# SUPPLIED ENTRIES start

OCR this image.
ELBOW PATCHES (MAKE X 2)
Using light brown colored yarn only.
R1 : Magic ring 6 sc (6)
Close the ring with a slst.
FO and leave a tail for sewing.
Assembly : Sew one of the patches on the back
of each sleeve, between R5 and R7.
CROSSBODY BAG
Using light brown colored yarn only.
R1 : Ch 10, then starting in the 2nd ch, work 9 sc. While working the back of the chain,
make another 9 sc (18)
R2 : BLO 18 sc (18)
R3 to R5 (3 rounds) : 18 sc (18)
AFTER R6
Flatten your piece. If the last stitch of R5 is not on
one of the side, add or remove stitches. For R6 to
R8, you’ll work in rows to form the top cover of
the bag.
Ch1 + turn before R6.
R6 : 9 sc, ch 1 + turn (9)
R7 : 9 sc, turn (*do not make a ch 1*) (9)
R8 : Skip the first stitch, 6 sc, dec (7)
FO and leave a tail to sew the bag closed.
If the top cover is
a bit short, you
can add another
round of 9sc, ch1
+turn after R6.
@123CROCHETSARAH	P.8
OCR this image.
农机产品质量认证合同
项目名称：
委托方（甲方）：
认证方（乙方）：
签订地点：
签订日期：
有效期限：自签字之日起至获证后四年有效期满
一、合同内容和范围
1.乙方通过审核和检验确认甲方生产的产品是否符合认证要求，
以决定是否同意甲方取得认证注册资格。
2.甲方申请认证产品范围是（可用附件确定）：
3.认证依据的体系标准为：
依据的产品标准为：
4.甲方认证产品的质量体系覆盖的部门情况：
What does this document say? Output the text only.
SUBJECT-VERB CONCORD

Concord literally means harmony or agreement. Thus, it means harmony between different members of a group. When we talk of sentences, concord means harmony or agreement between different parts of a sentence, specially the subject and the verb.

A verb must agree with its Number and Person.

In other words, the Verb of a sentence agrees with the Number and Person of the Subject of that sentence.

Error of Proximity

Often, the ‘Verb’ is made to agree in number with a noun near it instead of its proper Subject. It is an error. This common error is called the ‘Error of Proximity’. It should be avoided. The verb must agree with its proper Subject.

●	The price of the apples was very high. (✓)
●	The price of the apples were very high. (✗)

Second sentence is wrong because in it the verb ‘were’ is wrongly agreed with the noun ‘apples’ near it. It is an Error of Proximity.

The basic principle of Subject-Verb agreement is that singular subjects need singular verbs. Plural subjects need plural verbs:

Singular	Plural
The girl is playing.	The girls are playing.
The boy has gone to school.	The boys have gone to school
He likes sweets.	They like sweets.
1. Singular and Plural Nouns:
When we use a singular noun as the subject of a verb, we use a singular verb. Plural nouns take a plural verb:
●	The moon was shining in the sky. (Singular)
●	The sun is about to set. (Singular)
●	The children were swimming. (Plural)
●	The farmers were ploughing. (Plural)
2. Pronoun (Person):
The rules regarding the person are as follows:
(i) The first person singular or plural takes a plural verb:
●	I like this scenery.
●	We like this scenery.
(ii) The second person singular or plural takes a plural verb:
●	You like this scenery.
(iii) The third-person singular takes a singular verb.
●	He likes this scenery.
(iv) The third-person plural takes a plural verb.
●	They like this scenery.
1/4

# SUPPLIED ENTRIES end

* _PROBLEM DETAILS_
Reproduce the data shown above exactly.

* _WRITTEN REPLY_
OCR this image.
ELBOW PATCHES (MAKE X 2)
Using light brown colored yarn only.
R1 : Magic ring 6 sc (6)
Close the ring with a slst.
FO and leave a tail for sewing.
Assembly : Sew one of the patches on the back
of each sleeve, between R5 and R7.
CROSSBODY BAG
Using light brown colored yarn only.
R1 : Ch 10, then starting in the 2nd ch, work 9 sc. While working the back of the chain,
make another 9 sc (18)
R2 : BLO 18 sc (18)
R3 to R5 (3 rounds) : 18 sc (18)
AFTER R6
Flatten your piece. If the last stitch of R5 is not on
one of the side, add or remove stitches. For R6 to
R8, you’ll work in rows to form the top cover of
the bag.
Ch1 + turn before R6.
R6 : 9 sc, ch 1 + turn (9)
R7 : 9 sc, turn (*do not make a ch 1*) (9)
R8 : Skip the first stitch, 6 sc, dec (7)
FO and leave a tail to sew the bag closed.
If the top cover is
a bit short, you
can add another
round of 9sc, ch1
+turn after R6.
@123CROCHETSARAH	P.8
OCR this image.
农机产品质量认证合同
项目名称：
委托方（甲方）：
认证方（乙方）：
签订地点：
签订日期：
有效期限：自签字之日起至获证后四年有效期满
一、合同内容和范围
1.乙方通过审核和检验确认甲方生产的产品是否符合认证要求，
以决定是否同意甲方取得认证注册资格。
2.甲方申请认证产品范围是（可用附件确定）：
3.认证依据的体系标准为：
依据的产品标准为：
4.甲方认证产品的质量体系覆盖的部门情况：
What does this document say? Output the text only.
SUBJECT-VERB CONCORD

Concord literally means harmony or agreement. Thus, it means harmony between different members of a group. When we talk of sentences, concord means harmony or agreement between different parts of a sentence, specially the subject and the verb.

A verb must agree with its Number and Person.

In other words, the Verb of a sentence agrees with the Number and Person of the Subject of that sentence.

Error of Proximity

Often, the ‘Verb’ is made to agree in number with a noun near it instead of its proper Subject. It is an error. This common error is called the ‘Error of Proximity’. It should be avoided. The verb must agree with its proper Subject.

●	The price of the apples was very high. (✓)
●	The price of the apples were very high. (✗)

Second sentence is wrong because in it the verb ‘were’ is wrongly agreed with the noun ‘apples’ near it. It is an Error of Proximity.

The basic principle of Subject-Verb agreement is that singular subjects need singular verbs. Plural subjects need plural verbs:

Singular	Plural
The girl is playing.	The girls are playing.
The boy has gone to school.	The boys have gone to school
He likes sweets.	They like sweets.
1. Singular and Plural Nouns:
When we use a singular noun as the subject of a verb, we use a singular verb. Plural nouns take a plural verb:
●	The moon was shining in the sky. (Singular)
●	The sun is about to set. (Singular)
●	The children were swimming. (Plural)
●	The farmers were ploughing. (Plural)
2. Pronoun (Person):
The rules regarding the person are as follows:
(i) The first person singular or plural takes a plural verb:
●	I like this scenery.
●	We like this scenery.
(ii) The second person singular or plural takes a plural verb:
●	You like this scenery.
(iii) The third-person singular takes a singular verb.
●	He likes this scenery.
(iv) The third-person plural takes a plural verb.
●	They like this scenery.
1/4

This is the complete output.